BEGIN Dataset excerpts
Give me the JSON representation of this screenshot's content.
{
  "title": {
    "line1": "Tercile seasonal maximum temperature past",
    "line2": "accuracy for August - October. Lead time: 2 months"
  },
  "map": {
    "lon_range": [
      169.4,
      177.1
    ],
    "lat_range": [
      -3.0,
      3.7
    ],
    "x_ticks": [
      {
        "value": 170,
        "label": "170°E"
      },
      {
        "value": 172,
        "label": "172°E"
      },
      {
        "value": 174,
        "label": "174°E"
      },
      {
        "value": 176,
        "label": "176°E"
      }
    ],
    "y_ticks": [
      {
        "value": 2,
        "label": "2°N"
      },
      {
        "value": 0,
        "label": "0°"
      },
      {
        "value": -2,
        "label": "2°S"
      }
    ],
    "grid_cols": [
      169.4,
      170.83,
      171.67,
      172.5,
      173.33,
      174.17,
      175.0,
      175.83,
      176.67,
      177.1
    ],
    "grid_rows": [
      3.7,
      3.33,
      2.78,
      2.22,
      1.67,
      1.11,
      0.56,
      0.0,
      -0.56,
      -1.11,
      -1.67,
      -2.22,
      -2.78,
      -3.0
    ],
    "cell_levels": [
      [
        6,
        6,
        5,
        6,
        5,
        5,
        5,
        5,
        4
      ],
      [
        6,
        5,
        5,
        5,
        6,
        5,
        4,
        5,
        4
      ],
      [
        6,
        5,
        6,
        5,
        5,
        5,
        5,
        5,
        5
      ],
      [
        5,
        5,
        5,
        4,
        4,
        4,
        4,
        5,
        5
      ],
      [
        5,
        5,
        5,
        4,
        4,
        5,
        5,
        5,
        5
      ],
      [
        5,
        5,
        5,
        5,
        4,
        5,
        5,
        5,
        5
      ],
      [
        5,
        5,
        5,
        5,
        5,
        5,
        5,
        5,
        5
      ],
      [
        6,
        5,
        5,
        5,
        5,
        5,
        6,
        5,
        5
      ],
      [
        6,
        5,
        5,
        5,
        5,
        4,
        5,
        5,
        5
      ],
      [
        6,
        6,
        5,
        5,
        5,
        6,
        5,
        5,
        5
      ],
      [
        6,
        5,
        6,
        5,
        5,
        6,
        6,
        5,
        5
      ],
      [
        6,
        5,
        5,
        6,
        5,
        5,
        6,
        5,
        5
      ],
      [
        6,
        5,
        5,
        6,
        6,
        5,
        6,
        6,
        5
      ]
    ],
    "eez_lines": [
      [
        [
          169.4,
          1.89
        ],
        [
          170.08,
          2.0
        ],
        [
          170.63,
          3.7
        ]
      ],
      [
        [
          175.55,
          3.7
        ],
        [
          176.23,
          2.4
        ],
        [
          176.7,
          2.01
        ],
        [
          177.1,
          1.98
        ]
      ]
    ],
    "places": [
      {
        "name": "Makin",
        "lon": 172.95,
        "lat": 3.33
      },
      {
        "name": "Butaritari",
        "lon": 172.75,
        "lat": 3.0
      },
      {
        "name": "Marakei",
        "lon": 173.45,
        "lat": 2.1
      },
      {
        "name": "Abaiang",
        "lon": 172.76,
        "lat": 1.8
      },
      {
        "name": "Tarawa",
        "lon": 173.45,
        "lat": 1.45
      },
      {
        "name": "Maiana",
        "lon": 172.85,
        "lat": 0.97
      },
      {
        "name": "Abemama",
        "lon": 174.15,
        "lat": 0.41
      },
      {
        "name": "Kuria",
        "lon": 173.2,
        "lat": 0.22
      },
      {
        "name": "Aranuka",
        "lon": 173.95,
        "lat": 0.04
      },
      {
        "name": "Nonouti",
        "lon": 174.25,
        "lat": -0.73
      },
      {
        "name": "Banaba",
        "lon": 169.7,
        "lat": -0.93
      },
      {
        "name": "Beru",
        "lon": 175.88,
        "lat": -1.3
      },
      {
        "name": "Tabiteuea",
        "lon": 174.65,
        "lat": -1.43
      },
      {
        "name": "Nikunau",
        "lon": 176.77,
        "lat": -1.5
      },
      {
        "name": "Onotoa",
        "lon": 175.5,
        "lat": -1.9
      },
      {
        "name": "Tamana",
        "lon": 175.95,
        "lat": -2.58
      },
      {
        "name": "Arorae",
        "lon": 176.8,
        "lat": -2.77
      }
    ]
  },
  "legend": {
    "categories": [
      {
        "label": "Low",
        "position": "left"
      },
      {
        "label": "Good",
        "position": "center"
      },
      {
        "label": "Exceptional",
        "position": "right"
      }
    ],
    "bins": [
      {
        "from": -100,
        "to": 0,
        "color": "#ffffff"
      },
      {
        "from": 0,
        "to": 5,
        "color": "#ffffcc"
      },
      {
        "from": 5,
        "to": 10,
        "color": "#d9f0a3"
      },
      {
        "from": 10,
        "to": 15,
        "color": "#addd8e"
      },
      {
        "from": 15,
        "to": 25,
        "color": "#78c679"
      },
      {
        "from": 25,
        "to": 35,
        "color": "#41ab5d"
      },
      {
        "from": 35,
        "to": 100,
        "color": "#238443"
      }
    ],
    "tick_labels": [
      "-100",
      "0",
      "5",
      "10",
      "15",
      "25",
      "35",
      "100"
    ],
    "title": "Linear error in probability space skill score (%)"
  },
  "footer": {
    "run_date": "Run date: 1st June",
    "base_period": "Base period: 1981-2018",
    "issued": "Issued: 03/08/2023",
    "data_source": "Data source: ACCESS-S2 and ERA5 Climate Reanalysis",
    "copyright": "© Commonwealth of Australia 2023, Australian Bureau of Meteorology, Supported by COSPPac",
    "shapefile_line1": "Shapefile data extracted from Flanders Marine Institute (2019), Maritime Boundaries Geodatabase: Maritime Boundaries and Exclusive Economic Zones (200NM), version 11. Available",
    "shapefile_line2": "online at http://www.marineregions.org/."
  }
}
END Dataset excerpts
BEGIN Dataset excerpts
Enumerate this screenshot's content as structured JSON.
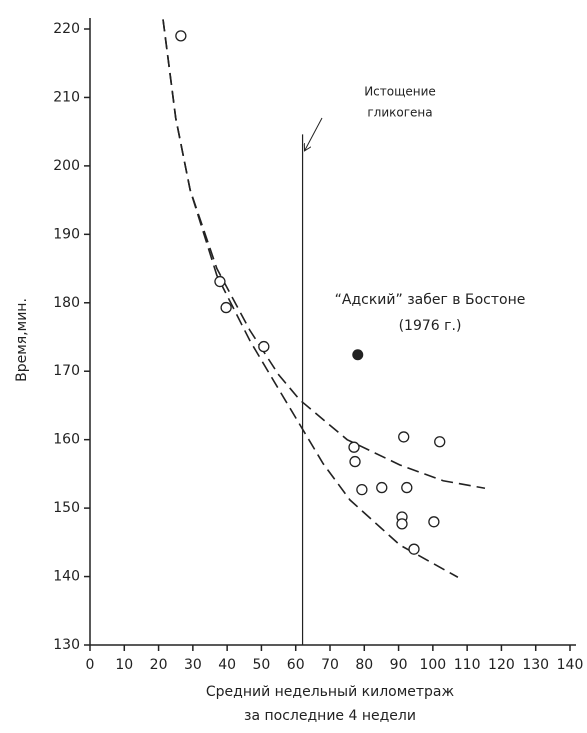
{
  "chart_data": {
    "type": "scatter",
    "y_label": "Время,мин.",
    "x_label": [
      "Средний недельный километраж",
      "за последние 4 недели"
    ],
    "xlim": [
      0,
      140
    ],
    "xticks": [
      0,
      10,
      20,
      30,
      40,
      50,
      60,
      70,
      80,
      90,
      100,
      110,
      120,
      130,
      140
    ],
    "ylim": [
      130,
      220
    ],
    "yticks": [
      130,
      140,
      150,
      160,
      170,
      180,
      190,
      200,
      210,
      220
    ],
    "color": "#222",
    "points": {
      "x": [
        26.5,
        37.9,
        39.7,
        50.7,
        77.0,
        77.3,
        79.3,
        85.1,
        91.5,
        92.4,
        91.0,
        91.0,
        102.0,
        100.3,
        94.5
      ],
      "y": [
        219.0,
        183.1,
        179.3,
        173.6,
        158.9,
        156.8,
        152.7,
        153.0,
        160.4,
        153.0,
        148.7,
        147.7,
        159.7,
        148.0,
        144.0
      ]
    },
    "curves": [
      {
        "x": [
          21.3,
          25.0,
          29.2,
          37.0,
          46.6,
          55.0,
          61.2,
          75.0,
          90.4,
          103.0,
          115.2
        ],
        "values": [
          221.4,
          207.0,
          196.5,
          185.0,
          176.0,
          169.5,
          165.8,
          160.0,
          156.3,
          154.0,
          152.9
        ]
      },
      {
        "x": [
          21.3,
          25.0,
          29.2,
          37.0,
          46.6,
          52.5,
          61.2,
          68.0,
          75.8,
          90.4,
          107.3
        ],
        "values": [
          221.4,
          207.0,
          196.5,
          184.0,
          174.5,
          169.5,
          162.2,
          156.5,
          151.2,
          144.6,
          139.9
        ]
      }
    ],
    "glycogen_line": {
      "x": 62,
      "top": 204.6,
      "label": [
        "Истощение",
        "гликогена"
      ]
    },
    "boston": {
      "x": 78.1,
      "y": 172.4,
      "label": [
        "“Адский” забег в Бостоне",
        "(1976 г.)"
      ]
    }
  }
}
END Dataset excerpts
Say how many lines have the string "this" in them, offering no words beyond the number.

** Full response **
2